[start]
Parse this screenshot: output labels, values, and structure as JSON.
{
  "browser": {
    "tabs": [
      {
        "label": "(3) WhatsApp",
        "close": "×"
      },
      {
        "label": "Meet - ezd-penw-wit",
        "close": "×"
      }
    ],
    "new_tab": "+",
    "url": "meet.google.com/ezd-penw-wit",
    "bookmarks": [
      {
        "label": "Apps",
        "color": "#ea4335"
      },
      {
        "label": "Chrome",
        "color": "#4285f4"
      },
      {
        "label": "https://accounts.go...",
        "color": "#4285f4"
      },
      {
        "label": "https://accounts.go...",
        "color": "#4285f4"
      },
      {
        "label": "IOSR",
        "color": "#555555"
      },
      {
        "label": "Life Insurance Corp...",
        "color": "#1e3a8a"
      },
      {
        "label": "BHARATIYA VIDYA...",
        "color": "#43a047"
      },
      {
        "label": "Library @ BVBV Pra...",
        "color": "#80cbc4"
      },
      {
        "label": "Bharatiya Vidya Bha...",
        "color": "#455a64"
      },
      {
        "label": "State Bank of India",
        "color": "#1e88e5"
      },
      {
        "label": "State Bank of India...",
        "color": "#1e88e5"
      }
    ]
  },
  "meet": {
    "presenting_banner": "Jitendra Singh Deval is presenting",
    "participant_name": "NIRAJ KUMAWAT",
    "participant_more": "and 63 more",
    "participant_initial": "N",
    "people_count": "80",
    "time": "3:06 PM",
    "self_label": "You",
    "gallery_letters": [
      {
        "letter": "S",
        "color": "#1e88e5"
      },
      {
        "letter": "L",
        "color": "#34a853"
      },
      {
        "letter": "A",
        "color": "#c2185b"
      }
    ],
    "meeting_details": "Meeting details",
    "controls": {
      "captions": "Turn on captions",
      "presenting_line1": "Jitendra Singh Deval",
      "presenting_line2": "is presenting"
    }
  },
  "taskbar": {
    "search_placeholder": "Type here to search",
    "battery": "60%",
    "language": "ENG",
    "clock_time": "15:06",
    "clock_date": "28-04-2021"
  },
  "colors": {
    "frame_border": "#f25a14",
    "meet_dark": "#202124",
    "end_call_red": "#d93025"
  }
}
[end]
WHAT THIS TASK INVOLVES: Give back each line above precisely as it stands.

WORKED SOLUTION:
Parse this screenshot: output labels, values, and structure as JSON.
{
  "browser": {
    "tabs": [
      {
        "label": "(3) WhatsApp",
        "close": "×"
      },
      {
        "label": "Meet - ezd-penw-wit",
        "close": "×"
      }
    ],
    "new_tab": "+",
    "url": "meet.google.com/ezd-penw-wit",
    "bookmarks": [
      {
        "label": "Apps",
        "color": "#ea4335"
      },
      {
        "label": "Chrome",
        "color": "#4285f4"
      },
      {
        "label": "https://accounts.go...",
        "color": "#4285f4"
      },
      {
        "label": "https://accounts.go...",
        "color": "#4285f4"
      },
      {
        "label": "IOSR",
        "color": "#555555"
      },
      {
        "label": "Life Insurance Corp...",
        "color": "#1e3a8a"
      },
      {
        "label": "BHARATIYA VIDYA...",
        "color": "#43a047"
      },
      {
        "label": "Library @ BVBV Pra...",
        "color": "#80cbc4"
      },
      {
        "label": "Bharatiya Vidya Bha...",
        "color": "#455a64"
      },
      {
        "label": "State Bank of India",
        "color": "#1e88e5"
      },
      {
        "label": "State Bank of India...",
        "color": "#1e88e5"
      }
    ]
  },
  "meet": {
    "presenting_banner": "Jitendra Singh Deval is presenting",
    "participant_name": "NIRAJ KUMAWAT",
    "participant_more": "and 63 more",
    "participant_initial": "N",
    "people_count": "80",
    "time": "3:06 PM",
    "self_label": "You",
    "gallery_letters": [
      {
        "letter": "S",
        "color": "#1e88e5"
      },
      {
        "letter": "L",
        "color": "#34a853"
      },
      {
        "letter": "A",
        "color": "#c2185b"
      }
    ],
    "meeting_details": "Meeting details",
    "controls": {
      "captions": "Turn on captions",
      "presenting_line1": "Jitendra Singh Deval",
      "presenting_line2": "is presenting"
    }
  },
  "taskbar": {
    "search_placeholder": "Type here to search",
    "battery": "60%",
    "language": "ENG",
    "clock_time": "15:06",
    "clock_date": "28-04-2021"
  },
  "colors": {
    "frame_border": "#f25a14",
    "meet_dark": "#202124",
    "end_call_red": "#d93025"
  }
}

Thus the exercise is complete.